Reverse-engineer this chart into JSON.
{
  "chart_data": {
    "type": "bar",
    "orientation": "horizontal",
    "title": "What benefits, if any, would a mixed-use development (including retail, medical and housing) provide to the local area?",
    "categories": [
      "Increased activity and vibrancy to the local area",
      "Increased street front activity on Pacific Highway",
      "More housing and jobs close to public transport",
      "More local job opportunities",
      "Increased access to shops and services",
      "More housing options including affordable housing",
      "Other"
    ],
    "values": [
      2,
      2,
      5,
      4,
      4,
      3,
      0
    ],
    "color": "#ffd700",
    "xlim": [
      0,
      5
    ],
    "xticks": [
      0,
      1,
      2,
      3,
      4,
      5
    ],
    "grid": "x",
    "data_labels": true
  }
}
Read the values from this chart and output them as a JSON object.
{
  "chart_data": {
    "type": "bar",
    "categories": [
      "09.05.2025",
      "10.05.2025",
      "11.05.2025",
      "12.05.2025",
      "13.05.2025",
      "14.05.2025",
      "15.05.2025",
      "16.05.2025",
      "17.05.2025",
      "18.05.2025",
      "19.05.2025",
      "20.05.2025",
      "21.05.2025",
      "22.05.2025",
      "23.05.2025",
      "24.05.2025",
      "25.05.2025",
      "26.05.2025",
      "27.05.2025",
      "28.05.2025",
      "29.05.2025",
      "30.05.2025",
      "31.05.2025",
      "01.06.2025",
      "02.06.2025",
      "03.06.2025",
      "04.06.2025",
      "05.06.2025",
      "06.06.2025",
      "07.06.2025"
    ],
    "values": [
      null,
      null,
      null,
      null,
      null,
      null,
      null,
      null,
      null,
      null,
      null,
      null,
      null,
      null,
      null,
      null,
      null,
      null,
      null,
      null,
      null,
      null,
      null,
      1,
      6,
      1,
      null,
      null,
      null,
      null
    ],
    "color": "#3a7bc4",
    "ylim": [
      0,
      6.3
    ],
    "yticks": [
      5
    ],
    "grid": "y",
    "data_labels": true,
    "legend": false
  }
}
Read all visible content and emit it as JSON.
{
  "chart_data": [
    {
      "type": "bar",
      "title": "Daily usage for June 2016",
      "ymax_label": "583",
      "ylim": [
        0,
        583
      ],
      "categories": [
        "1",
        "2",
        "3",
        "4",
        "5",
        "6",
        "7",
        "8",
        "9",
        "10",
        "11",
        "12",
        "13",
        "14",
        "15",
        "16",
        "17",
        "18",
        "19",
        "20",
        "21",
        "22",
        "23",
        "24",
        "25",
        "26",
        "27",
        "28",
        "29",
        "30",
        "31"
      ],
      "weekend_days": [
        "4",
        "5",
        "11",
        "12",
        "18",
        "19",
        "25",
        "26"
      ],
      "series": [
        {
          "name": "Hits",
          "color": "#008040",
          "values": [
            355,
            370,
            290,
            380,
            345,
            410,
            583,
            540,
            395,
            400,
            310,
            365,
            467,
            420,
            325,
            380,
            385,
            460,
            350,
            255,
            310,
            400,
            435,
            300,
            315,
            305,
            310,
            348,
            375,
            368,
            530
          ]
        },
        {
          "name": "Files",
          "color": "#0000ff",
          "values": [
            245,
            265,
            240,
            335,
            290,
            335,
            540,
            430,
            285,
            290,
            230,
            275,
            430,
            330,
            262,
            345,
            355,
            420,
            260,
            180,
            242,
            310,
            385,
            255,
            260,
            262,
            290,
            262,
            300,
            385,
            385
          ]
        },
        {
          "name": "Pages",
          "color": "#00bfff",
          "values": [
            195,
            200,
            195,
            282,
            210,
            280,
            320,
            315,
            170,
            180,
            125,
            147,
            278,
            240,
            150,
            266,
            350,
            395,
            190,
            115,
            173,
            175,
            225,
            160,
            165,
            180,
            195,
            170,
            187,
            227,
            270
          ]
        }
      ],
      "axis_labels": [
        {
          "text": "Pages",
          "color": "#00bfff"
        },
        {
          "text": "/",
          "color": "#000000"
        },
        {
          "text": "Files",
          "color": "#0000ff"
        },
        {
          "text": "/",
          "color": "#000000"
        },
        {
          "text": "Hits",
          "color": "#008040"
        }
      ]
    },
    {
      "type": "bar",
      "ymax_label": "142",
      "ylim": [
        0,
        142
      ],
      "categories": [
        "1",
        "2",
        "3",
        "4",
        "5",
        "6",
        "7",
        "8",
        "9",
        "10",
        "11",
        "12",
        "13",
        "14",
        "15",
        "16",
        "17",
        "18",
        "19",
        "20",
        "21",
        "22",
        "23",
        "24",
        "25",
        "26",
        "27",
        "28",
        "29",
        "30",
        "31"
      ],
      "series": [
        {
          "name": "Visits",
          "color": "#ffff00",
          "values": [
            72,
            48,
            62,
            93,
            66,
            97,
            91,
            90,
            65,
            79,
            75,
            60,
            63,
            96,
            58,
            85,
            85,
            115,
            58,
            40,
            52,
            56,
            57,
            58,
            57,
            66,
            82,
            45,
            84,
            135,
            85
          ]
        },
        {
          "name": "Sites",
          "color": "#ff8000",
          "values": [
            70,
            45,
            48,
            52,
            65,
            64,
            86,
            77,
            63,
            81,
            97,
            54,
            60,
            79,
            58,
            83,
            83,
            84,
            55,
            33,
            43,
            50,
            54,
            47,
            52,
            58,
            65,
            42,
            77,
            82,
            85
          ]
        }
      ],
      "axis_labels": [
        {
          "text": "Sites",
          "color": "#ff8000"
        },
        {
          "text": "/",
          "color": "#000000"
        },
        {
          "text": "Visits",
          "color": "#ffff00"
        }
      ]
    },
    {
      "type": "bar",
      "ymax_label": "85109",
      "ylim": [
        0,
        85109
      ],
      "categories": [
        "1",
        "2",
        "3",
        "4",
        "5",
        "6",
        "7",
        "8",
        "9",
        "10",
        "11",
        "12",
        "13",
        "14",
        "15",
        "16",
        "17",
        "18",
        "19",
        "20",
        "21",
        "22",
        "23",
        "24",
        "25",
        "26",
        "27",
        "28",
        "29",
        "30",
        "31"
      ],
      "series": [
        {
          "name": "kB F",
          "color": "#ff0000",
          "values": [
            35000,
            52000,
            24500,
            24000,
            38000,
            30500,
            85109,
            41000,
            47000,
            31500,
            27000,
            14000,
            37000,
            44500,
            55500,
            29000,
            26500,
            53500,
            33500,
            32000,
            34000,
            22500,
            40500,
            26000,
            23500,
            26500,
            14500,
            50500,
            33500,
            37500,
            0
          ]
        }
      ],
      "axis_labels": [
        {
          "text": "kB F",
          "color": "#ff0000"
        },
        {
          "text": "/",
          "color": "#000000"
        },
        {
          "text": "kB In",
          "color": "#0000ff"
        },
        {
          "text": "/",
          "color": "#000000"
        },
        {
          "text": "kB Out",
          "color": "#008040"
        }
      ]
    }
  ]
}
_ _ _ _ _ _ _
| REQUIREMENT |
Find the word "this" in the entries above and gather every line that holds it.

| FINISHED TASK |
Reverse-engineer this chart into JSON.
Read the values from this chart and output them as a JSON object.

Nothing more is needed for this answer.